Stored data entries
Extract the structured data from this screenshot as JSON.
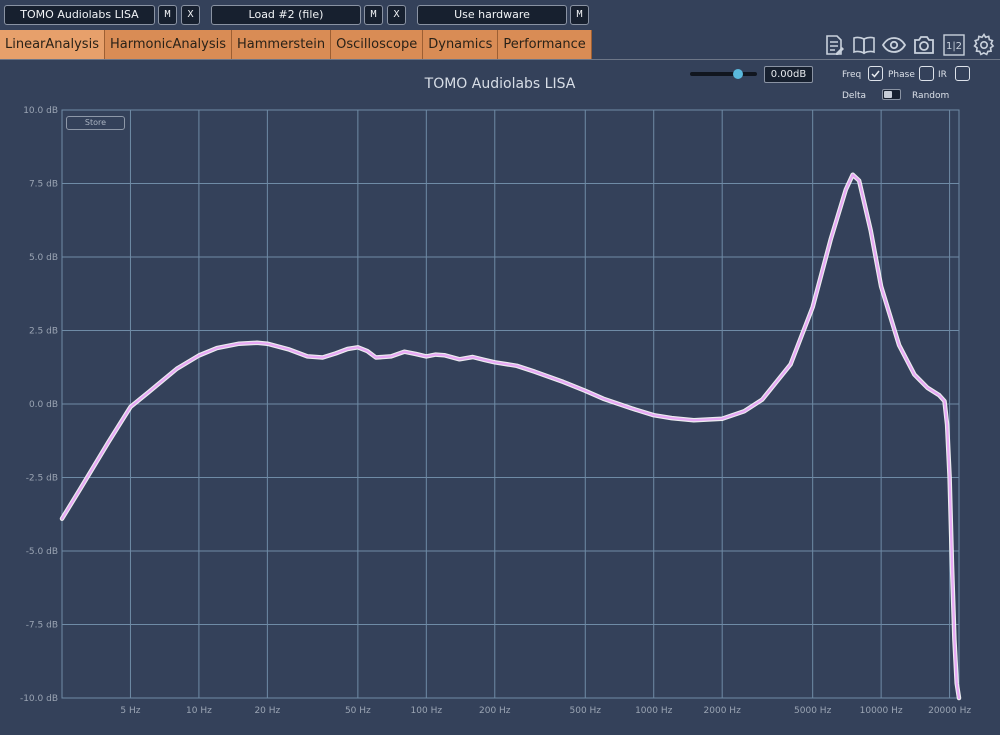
{
  "topbar": {
    "device_name": "TOMO Audiolabs LISA",
    "device_m": "M",
    "device_x": "X",
    "load_label": "Load #2 (file)",
    "load_m": "M",
    "load_x": "X",
    "hardware_label": "Use hardware",
    "hardware_m": "M"
  },
  "tabs": [
    {
      "label": "LinearAnalysis",
      "active": true
    },
    {
      "label": "HarmonicAnalysis",
      "active": false
    },
    {
      "label": "Hammerstein",
      "active": false
    },
    {
      "label": "Oscilloscope",
      "active": false
    },
    {
      "label": "Dynamics",
      "active": false
    },
    {
      "label": "Performance",
      "active": false
    }
  ],
  "toolbar": {
    "icons": [
      "notes-icon",
      "book-icon",
      "eye-icon",
      "camera-icon",
      "split-view-icon",
      "gear-icon"
    ],
    "split_text": "1|2"
  },
  "controls": {
    "gain_value": "0.00dB",
    "gain_level": 0.72,
    "freq_label": "Freq",
    "freq_checked": true,
    "phase_label": "Phase",
    "phase_checked": false,
    "ir_label": "IR",
    "ir_checked": false,
    "delta_label": "Delta",
    "delta_on": false,
    "random_label": "Random",
    "store_label": "Store"
  },
  "colors": {
    "background": "#34415a",
    "grid": "#6f8ba6",
    "curve": "#e8a8f5",
    "tab": "#d98c55"
  },
  "chart_data": {
    "type": "line",
    "title": "TOMO Audiolabs LISA",
    "x_scale": "log",
    "xlim": [
      2.5,
      22000
    ],
    "ylim": [
      -10,
      10
    ],
    "y_ticks": [
      10,
      7.5,
      5,
      2.5,
      0,
      -2.5,
      -5,
      -7.5,
      -10
    ],
    "y_tick_labels": [
      "10.0 dB",
      "7.5 dB",
      "5.0 dB",
      "2.5 dB",
      "0.0 dB",
      "-2.5 dB",
      "-5.0 dB",
      "-7.5 dB",
      "-10.0 dB"
    ],
    "x_ticks": [
      5,
      10,
      20,
      50,
      100,
      200,
      500,
      1000,
      2000,
      5000,
      10000,
      20000
    ],
    "x_tick_labels": [
      "5 Hz",
      "10 Hz",
      "20 Hz",
      "50 Hz",
      "100 Hz",
      "200 Hz",
      "500 Hz",
      "1000 Hz",
      "2000 Hz",
      "5000 Hz",
      "10000 Hz",
      "20000 Hz"
    ],
    "grid": true,
    "series": [
      {
        "x": [
          2.5,
          3,
          4,
          5,
          6,
          8,
          10,
          12,
          15,
          18,
          20,
          25,
          30,
          35,
          40,
          45,
          50,
          55,
          60,
          70,
          80,
          90,
          100,
          110,
          120,
          140,
          160,
          180,
          200,
          250,
          300,
          400,
          500,
          600,
          800,
          1000,
          1200,
          1500,
          2000,
          2500,
          3000,
          4000,
          5000,
          6000,
          7000,
          7500,
          8000,
          9000,
          10000,
          12000,
          14000,
          16000,
          18000,
          19000,
          19500,
          20000,
          20500,
          21000,
          21500,
          22000
        ],
        "y": [
          -3.9,
          -2.9,
          -1.3,
          -0.1,
          0.4,
          1.2,
          1.65,
          1.9,
          2.05,
          2.08,
          2.05,
          1.85,
          1.62,
          1.58,
          1.72,
          1.87,
          1.93,
          1.8,
          1.58,
          1.62,
          1.78,
          1.7,
          1.62,
          1.68,
          1.66,
          1.52,
          1.6,
          1.5,
          1.42,
          1.3,
          1.1,
          0.75,
          0.45,
          0.18,
          -0.15,
          -0.38,
          -0.48,
          -0.55,
          -0.5,
          -0.25,
          0.15,
          1.35,
          3.3,
          5.6,
          7.3,
          7.8,
          7.6,
          5.9,
          4.0,
          2.0,
          1.0,
          0.55,
          0.3,
          0.1,
          -0.7,
          -2.5,
          -5.5,
          -8.0,
          -9.5,
          -10.0
        ]
      }
    ]
  }
}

**What you are asked to do**
Gather, from the listing above, every line carrying the word "LISA".

**Completed exercise**
    "device_name": "TOMO Audiolabs LISA",
    "title": "TOMO Audiolabs LISA",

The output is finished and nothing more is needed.